-- The request --
Repeat the material exactly as it appears.

Collection entries
====

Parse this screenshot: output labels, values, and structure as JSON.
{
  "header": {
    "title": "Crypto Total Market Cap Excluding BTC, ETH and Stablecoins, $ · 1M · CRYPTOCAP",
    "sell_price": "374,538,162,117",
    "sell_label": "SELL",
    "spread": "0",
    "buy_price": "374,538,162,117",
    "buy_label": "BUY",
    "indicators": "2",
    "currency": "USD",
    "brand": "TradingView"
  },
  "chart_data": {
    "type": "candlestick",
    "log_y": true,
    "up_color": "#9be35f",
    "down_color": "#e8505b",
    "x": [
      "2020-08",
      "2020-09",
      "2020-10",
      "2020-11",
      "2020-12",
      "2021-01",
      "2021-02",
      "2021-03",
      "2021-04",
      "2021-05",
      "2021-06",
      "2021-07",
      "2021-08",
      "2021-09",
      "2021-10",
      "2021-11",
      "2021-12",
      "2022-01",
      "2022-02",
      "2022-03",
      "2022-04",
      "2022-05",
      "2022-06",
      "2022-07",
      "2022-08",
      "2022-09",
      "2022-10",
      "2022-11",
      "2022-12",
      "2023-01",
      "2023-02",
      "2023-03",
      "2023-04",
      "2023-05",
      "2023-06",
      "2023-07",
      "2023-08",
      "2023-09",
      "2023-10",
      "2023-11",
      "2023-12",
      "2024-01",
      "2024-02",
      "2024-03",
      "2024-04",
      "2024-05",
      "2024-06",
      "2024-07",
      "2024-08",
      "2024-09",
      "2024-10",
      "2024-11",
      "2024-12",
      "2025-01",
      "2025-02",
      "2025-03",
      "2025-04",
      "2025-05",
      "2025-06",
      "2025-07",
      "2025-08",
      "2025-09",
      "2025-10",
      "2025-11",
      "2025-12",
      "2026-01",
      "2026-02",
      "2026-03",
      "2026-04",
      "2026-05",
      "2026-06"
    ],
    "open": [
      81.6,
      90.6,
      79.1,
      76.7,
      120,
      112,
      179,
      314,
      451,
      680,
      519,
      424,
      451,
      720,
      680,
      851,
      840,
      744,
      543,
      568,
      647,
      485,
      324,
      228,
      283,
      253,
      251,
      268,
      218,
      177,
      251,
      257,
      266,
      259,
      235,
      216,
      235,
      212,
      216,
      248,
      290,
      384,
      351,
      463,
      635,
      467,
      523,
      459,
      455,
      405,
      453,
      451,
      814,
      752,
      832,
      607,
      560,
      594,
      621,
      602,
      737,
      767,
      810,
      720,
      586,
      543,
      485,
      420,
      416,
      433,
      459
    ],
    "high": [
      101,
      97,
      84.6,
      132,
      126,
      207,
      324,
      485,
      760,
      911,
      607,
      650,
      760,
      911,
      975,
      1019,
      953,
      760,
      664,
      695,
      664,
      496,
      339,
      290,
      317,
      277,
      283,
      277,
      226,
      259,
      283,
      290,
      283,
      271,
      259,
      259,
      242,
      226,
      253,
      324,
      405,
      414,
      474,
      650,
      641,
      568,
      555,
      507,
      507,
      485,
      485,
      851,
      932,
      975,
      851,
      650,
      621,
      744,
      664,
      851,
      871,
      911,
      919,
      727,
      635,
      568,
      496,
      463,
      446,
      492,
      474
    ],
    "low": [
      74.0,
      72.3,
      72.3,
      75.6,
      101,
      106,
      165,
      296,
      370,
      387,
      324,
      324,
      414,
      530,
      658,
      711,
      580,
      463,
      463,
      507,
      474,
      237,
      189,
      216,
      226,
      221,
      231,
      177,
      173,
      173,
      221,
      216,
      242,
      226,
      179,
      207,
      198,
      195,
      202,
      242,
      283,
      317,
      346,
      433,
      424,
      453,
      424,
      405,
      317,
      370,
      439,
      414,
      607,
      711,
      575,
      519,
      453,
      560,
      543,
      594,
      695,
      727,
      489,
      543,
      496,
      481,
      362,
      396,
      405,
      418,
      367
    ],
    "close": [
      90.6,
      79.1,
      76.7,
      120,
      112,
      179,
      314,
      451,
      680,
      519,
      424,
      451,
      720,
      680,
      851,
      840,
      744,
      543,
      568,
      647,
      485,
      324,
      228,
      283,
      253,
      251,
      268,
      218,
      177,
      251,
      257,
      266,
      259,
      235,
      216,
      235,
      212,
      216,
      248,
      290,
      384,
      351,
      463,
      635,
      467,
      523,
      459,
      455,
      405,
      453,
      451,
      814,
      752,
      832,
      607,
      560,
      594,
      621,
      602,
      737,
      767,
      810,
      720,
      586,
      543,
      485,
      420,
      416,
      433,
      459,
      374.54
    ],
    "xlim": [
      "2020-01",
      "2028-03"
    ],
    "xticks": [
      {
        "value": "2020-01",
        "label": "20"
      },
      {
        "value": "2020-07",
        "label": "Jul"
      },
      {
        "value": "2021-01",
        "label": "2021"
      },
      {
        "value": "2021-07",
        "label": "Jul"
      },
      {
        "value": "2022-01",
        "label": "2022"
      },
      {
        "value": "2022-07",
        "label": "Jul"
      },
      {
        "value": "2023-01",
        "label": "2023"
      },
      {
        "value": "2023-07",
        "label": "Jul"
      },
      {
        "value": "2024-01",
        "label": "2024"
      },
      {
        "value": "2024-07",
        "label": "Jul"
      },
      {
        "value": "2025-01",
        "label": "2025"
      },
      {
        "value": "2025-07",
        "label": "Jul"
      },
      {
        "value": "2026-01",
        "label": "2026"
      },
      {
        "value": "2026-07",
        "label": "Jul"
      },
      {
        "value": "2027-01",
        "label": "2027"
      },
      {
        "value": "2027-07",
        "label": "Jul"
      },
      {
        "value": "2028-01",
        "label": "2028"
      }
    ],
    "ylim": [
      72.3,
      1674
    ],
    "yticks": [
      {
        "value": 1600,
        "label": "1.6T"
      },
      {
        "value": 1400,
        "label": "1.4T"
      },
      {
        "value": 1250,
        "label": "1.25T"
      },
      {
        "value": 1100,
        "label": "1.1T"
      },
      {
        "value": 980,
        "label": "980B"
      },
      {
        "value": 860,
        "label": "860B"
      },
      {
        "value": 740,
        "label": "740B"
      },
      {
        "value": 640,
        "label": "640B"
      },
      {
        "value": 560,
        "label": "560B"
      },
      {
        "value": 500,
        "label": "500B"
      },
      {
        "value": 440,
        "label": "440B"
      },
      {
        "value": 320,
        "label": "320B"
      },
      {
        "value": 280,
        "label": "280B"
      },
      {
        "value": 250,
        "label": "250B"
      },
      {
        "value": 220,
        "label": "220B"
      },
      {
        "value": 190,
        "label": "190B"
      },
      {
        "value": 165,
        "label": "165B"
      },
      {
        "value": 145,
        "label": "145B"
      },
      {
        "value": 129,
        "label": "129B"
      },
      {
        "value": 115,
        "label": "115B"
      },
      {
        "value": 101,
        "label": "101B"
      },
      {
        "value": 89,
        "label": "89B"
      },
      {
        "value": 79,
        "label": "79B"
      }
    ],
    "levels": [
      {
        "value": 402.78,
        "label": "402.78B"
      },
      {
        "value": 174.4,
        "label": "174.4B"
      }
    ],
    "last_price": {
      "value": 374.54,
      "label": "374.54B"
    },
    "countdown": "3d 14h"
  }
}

====

-- Full response --
Parse this screenshot: output labels, values, and structure as JSON.
{
  "header": {
    "title": "Crypto Total Market Cap Excluding BTC, ETH and Stablecoins, $ · 1M · CRYPTOCAP",
    "sell_price": "374,538,162,117",
    "sell_label": "SELL",
    "spread": "0",
    "buy_price": "374,538,162,117",
    "buy_label": "BUY",
    "indicators": "2",
    "currency": "USD",
    "brand": "TradingView"
  },
  "chart_data": {
    "type": "candlestick",
    "log_y": true,
    "up_color": "#9be35f",
    "down_color": "#e8505b",
    "x": [
      "2020-08",
      "2020-09",
      "2020-10",
      "2020-11",
      "2020-12",
      "2021-01",
      "2021-02",
      "2021-03",
      "2021-04",
      "2021-05",
      "2021-06",
      "2021-07",
      "2021-08",
      "2021-09",
      "2021-10",
      "2021-11",
      "2021-12",
      "2022-01",
      "2022-02",
      "2022-03",
      "2022-04",
      "2022-05",
      "2022-06",
      "2022-07",
      "2022-08",
      "2022-09",
      "2022-10",
      "2022-11",
      "2022-12",
      "2023-01",
      "2023-02",
      "2023-03",
      "2023-04",
      "2023-05",
      "2023-06",
      "2023-07",
      "2023-08",
      "2023-09",
      "2023-10",
      "2023-11",
      "2023-12",
      "2024-01",
      "2024-02",
      "2024-03",
      "2024-04",
      "2024-05",
      "2024-06",
      "2024-07",
      "2024-08",
      "2024-09",
      "2024-10",
      "2024-11",
      "2024-12",
      "2025-01",
      "2025-02",
      "2025-03",
      "2025-04",
      "2025-05",
      "2025-06",
      "2025-07",
      "2025-08",
      "2025-09",
      "2025-10",
      "2025-11",
      "2025-12",
      "2026-01",
      "2026-02",
      "2026-03",
      "2026-04",
      "2026-05",
      "2026-06"
    ],
    "open": [
      81.6,
      90.6,
      79.1,
      76.7,
      120,
      112,
      179,
      314,
      451,
      680,
      519,
      424,
      451,
      720,
      680,
      851,
      840,
      744,
      543,
      568,
      647,
      485,
      324,
      228,
      283,
      253,
      251,
      268,
      218,
      177,
      251,
      257,
      266,
      259,
      235,
      216,
      235,
      212,
      216,
      248,
      290,
      384,
      351,
      463,
      635,
      467,
      523,
      459,
      455,
      405,
      453,
      451,
      814,
      752,
      832,
      607,
      560,
      594,
      621,
      602,
      737,
      767,
      810,
      720,
      586,
      543,
      485,
      420,
      416,
      433,
      459
    ],
    "high": [
      101,
      97,
      84.6,
      132,
      126,
      207,
      324,
      485,
      760,
      911,
      607,
      650,
      760,
      911,
      975,
      1019,
      953,
      760,
      664,
      695,
      664,
      496,
      339,
      290,
      317,
      277,
      283,
      277,
      226,
      259,
      283,
      290,
      283,
      271,
      259,
      259,
      242,
      226,
      253,
      324,
      405,
      414,
      474,
      650,
      641,
      568,
      555,
      507,
      507,
      485,
      485,
      851,
      932,
      975,
      851,
      650,
      621,
      744,
      664,
      851,
      871,
      911,
      919,
      727,
      635,
      568,
      496,
      463,
      446,
      492,
      474
    ],
    "low": [
      74.0,
      72.3,
      72.3,
      75.6,
      101,
      106,
      165,
      296,
      370,
      387,
      324,
      324,
      414,
      530,
      658,
      711,
      580,
      463,
      463,
      507,
      474,
      237,
      189,
      216,
      226,
      221,
      231,
      177,
      173,
      173,
      221,
      216,
      242,
      226,
      179,
      207,
      198,
      195,
      202,
      242,
      283,
      317,
      346,
      433,
      424,
      453,
      424,
      405,
      317,
      370,
      439,
      414,
      607,
      711,
      575,
      519,
      453,
      560,
      543,
      594,
      695,
      727,
      489,
      543,
      496,
      481,
      362,
      396,
      405,
      418,
      367
    ],
    "close": [
      90.6,
      79.1,
      76.7,
      120,
      112,
      179,
      314,
      451,
      680,
      519,
      424,
      451,
      720,
      680,
      851,
      840,
      744,
      543,
      568,
      647,
      485,
      324,
      228,
      283,
      253,
      251,
      268,
      218,
      177,
      251,
      257,
      266,
      259,
      235,
      216,
      235,
      212,
      216,
      248,
      290,
      384,
      351,
      463,
      635,
      467,
      523,
      459,
      455,
      405,
      453,
      451,
      814,
      752,
      832,
      607,
      560,
      594,
      621,
      602,
      737,
      767,
      810,
      720,
      586,
      543,
      485,
      420,
      416,
      433,
      459,
      374.54
    ],
    "xlim": [
      "2020-01",
      "2028-03"
    ],
    "xticks": [
      {
        "value": "2020-01",
        "label": "20"
      },
      {
        "value": "2020-07",
        "label": "Jul"
      },
      {
        "value": "2021-01",
        "label": "2021"
      },
      {
        "value": "2021-07",
        "label": "Jul"
      },
      {
        "value": "2022-01",
        "label": "2022"
      },
      {
        "value": "2022-07",
        "label": "Jul"
      },
      {
        "value": "2023-01",
        "label": "2023"
      },
      {
        "value": "2023-07",
        "label": "Jul"
      },
      {
        "value": "2024-01",
        "label": "2024"
      },
      {
        "value": "2024-07",
        "label": "Jul"
      },
      {
        "value": "2025-01",
        "label": "2025"
      },
      {
        "value": "2025-07",
        "label": "Jul"
      },
      {
        "value": "2026-01",
        "label": "2026"
      },
      {
        "value": "2026-07",
        "label": "Jul"
      },
      {
        "value": "2027-01",
        "label": "2027"
      },
      {
        "value": "2027-07",
        "label": "Jul"
      },
      {
        "value": "2028-01",
        "label": "2028"
      }
    ],
    "ylim": [
      72.3,
      1674
    ],
    "yticks": [
      {
        "value": 1600,
        "label": "1.6T"
      },
      {
        "value": 1400,
        "label": "1.4T"
      },
      {
        "value": 1250,
        "label": "1.25T"
      },
      {
        "value": 1100,
        "label": "1.1T"
      },
      {
        "value": 980,
        "label": "980B"
      },
      {
        "value": 860,
        "label": "860B"
      },
      {
        "value": 740,
        "label": "740B"
      },
      {
        "value": 640,
        "label": "640B"
      },
      {
        "value": 560,
        "label": "560B"
      },
      {
        "value": 500,
        "label": "500B"
      },
      {
        "value": 440,
        "label": "440B"
      },
      {
        "value": 320,
        "label": "320B"
      },
      {
        "value": 280,
        "label": "280B"
      },
      {
        "value": 250,
        "label": "250B"
      },
      {
        "value": 220,
        "label": "220B"
      },
      {
        "value": 190,
        "label": "190B"
      },
      {
        "value": 165,
        "label": "165B"
      },
      {
        "value": 145,
        "label": "145B"
      },
      {
        "value": 129,
        "label": "129B"
      },
      {
        "value": 115,
        "label": "115B"
      },
      {
        "value": 101,
        "label": "101B"
      },
      {
        "value": 89,
        "label": "89B"
      },
      {
        "value": 79,
        "label": "79B"
      }
    ],
    "levels": [
      {
        "value": 402.78,
        "label": "402.78B"
      },
      {
        "value": 174.4,
        "label": "174.4B"
      }
    ],
    "last_price": {
      "value": 374.54,
      "label": "374.54B"
    },
    "countdown": "3d 14h"
  }
}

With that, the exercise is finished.